* **What this task involves**
Out of the lines in this data, how many include "Suctions"? Give the number and nothing else.

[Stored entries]
☆ ☆ ☆
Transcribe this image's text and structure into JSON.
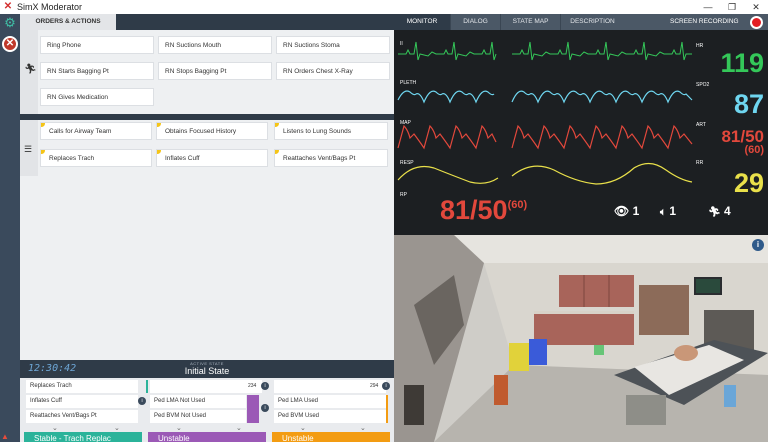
{
  "app": {
    "title": "SimX Moderator",
    "window_controls": [
      "—",
      "❐",
      "✕"
    ]
  },
  "left_panel": {
    "tab_label": "ORDERS & ACTIONS",
    "orders": [
      "Ring Phone",
      "RN Suctions Mouth",
      "RN Suctions Stoma",
      "RN Starts Bagging Pt",
      "RN Stops Bagging Pt",
      "RN Orders Chest X-Ray",
      "RN Gives Medication"
    ],
    "actions": [
      "Calls for Airway Team",
      "Obtains Focused History",
      "Listens to Lung Sounds",
      "Replaces Trach",
      "Inflates Cuff",
      "Reattaches Vent/Bags Pt"
    ]
  },
  "state_bar": {
    "time": "12:30:42",
    "label": "ACTIVE STATE",
    "name": "Initial State"
  },
  "bottom_states": [
    {
      "items": [
        "Replaces Trach",
        "Inflates Cuff",
        "Reattaches Vent/Bags Pt"
      ],
      "number": "",
      "state": "Stable - Trach Replac",
      "color": "#2bb39a"
    },
    {
      "items": [
        "",
        "Ped LMA Not Used",
        "Ped BVM Not Used"
      ],
      "number": "234",
      "state": "Unstable",
      "color": "#9b59b6"
    },
    {
      "items": [
        "",
        "Ped LMA Used",
        "Ped BVM Used"
      ],
      "number": "294",
      "state": "Unstable",
      "color": "#f39c12"
    }
  ],
  "right_tabs": {
    "tabs": [
      "MONITOR",
      "DIALOG",
      "STATE MAP",
      "DESCRIPTION"
    ],
    "recording_label": "SCREEN RECORDING"
  },
  "monitor": {
    "channels": [
      {
        "label": "II",
        "color": "#34c759"
      },
      {
        "label": "PLETH",
        "color": "#6fd6f0"
      },
      {
        "label": "MAP",
        "color": "#e2483c"
      },
      {
        "label": "RESP",
        "color": "#e9e04a"
      }
    ],
    "rp_label": "RP",
    "vitals": [
      {
        "label": "HR",
        "value": "119",
        "color": "#34c759"
      },
      {
        "label": "SPO2",
        "value": "87",
        "color": "#6fd6f0"
      },
      {
        "label": "ART",
        "value": "81/50",
        "sub": "(60)",
        "color": "#e2483c"
      },
      {
        "label": "RR",
        "value": "29",
        "color": "#e9e04a"
      }
    ],
    "bp_main": "81/50",
    "bp_sub": "(60)",
    "counts": [
      {
        "icon": "eye-icon",
        "value": "1"
      },
      {
        "icon": "speaker-icon",
        "value": "1"
      },
      {
        "icon": "person-walking-icon",
        "value": "4"
      }
    ]
  },
  "scene": {
    "info_label": "i"
  }
}
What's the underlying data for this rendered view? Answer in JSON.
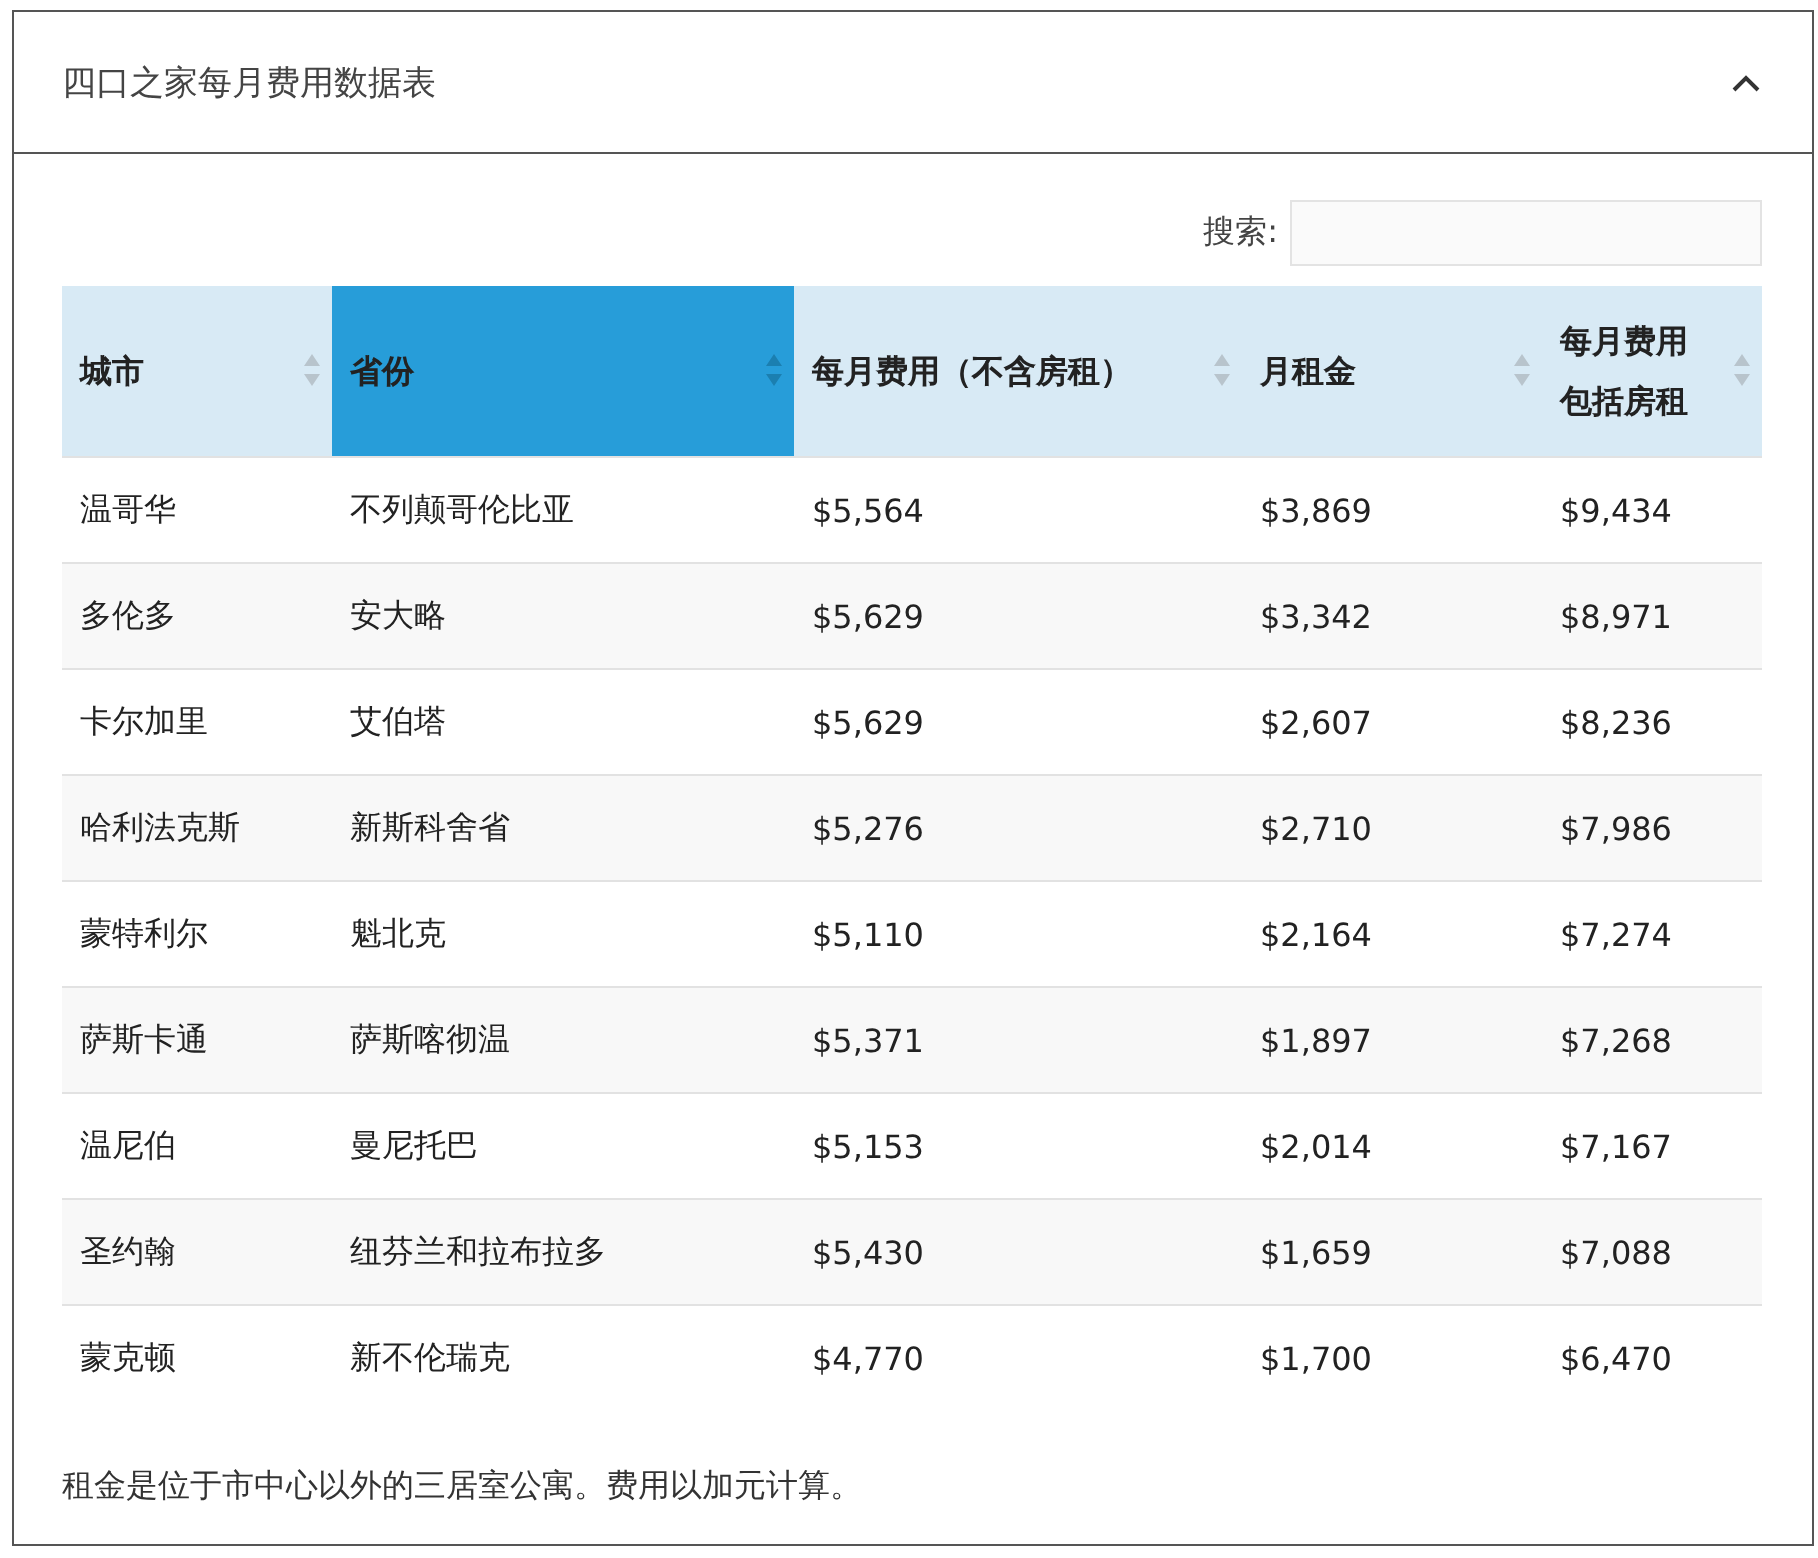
{
  "panel": {
    "title": "四口之家每月费用数据表",
    "expanded": true
  },
  "search": {
    "label": "搜索:"
  },
  "table": {
    "columns": [
      {
        "label": "城市",
        "selected": false
      },
      {
        "label": "省份",
        "selected": true
      },
      {
        "label": "每月费用（不含房租）",
        "selected": false
      },
      {
        "label": "月租金",
        "selected": false
      },
      {
        "label": "每月费用包括房租",
        "selected": false
      }
    ],
    "rows": [
      [
        "温哥华",
        "不列颠哥伦比亚",
        "$5,564",
        "$3,869",
        "$9,434"
      ],
      [
        "多伦多",
        "安大略",
        "$5,629",
        "$3,342",
        "$8,971"
      ],
      [
        "卡尔加里",
        "艾伯塔",
        "$5,629",
        "$2,607",
        "$8,236"
      ],
      [
        "哈利法克斯",
        "新斯科舍省",
        "$5,276",
        "$2,710",
        "$7,986"
      ],
      [
        "蒙特利尔",
        "魁北克",
        "$5,110",
        "$2,164",
        "$7,274"
      ],
      [
        "萨斯卡通",
        "萨斯喀彻温",
        "$5,371",
        "$1,897",
        "$7,268"
      ],
      [
        "温尼伯",
        "曼尼托巴",
        "$5,153",
        "$2,014",
        "$7,167"
      ],
      [
        "圣约翰",
        "纽芬兰和拉布拉多",
        "$5,430",
        "$1,659",
        "$7,088"
      ],
      [
        "蒙克顿",
        "新不伦瑞克",
        "$4,770",
        "$1,700",
        "$6,470"
      ]
    ]
  },
  "footnote": "租金是位于市中心以外的三居室公寓。费用以加元计算。"
}
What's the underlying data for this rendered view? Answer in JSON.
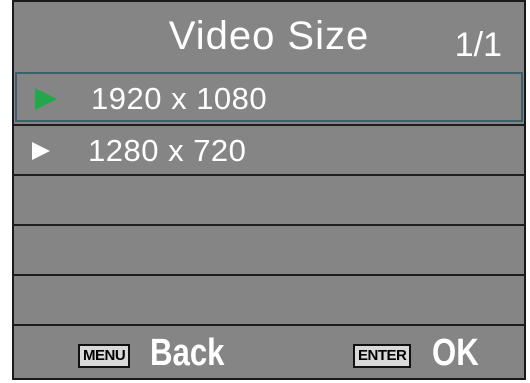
{
  "menu": {
    "title": "Video Size",
    "page_indicator": "1/1",
    "items": [
      {
        "label": "1920 x 1080",
        "selected": true
      },
      {
        "label": "1280 x 720",
        "selected": false
      },
      {
        "label": ""
      },
      {
        "label": ""
      },
      {
        "label": ""
      }
    ]
  },
  "footer": {
    "back_key": "MENU",
    "back_label": "Back",
    "ok_key": "ENTER",
    "ok_label": "OK"
  },
  "colors": {
    "background": "#858585",
    "selected_arrow": "#22a84a",
    "text": "#ffffff"
  }
}
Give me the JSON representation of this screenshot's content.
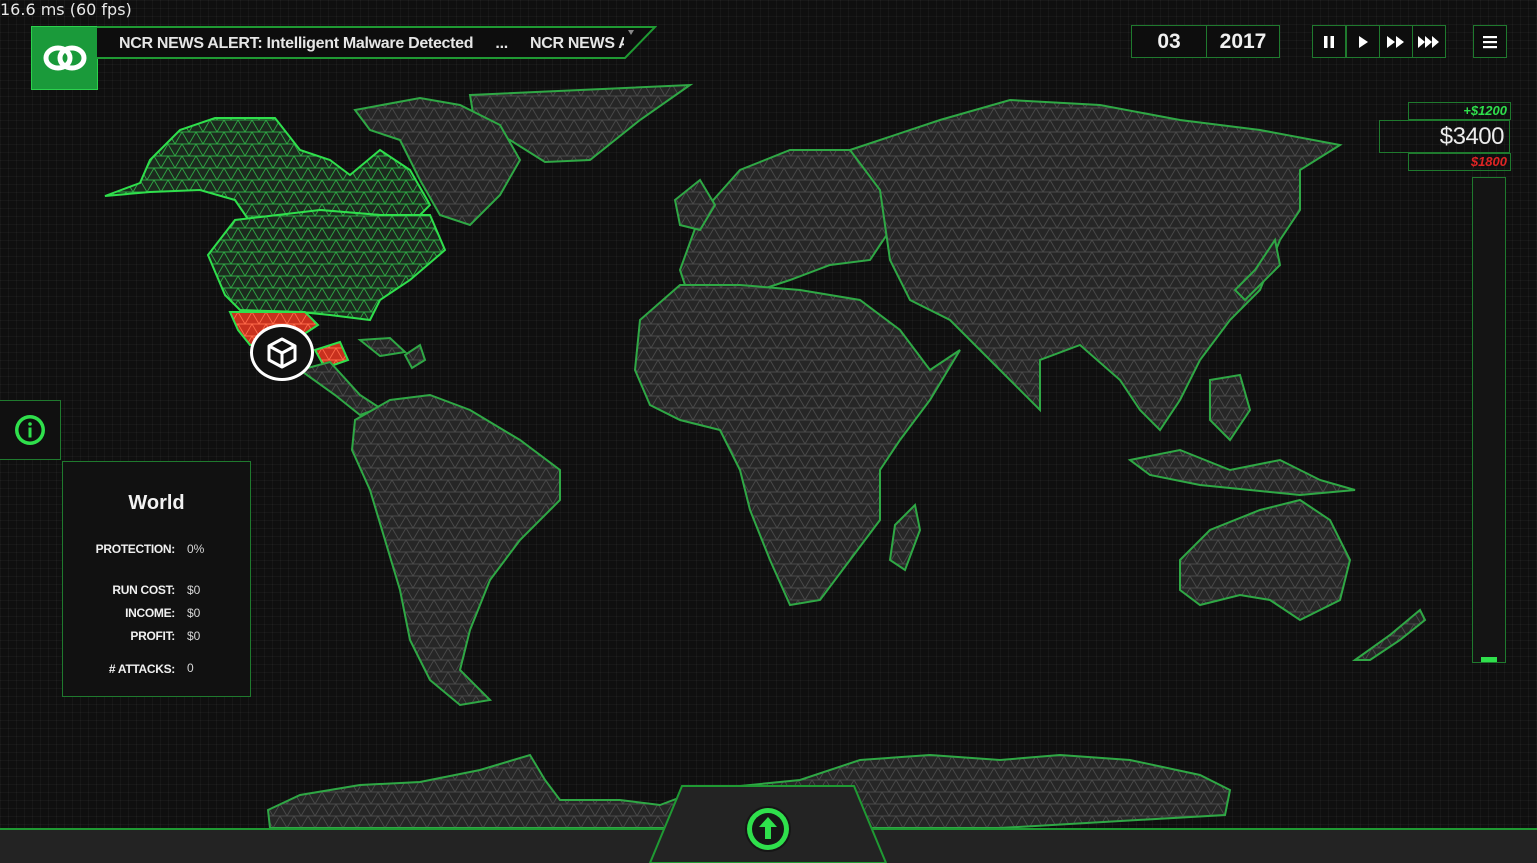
☆ ☆ ☆
* **Solution for this task**
2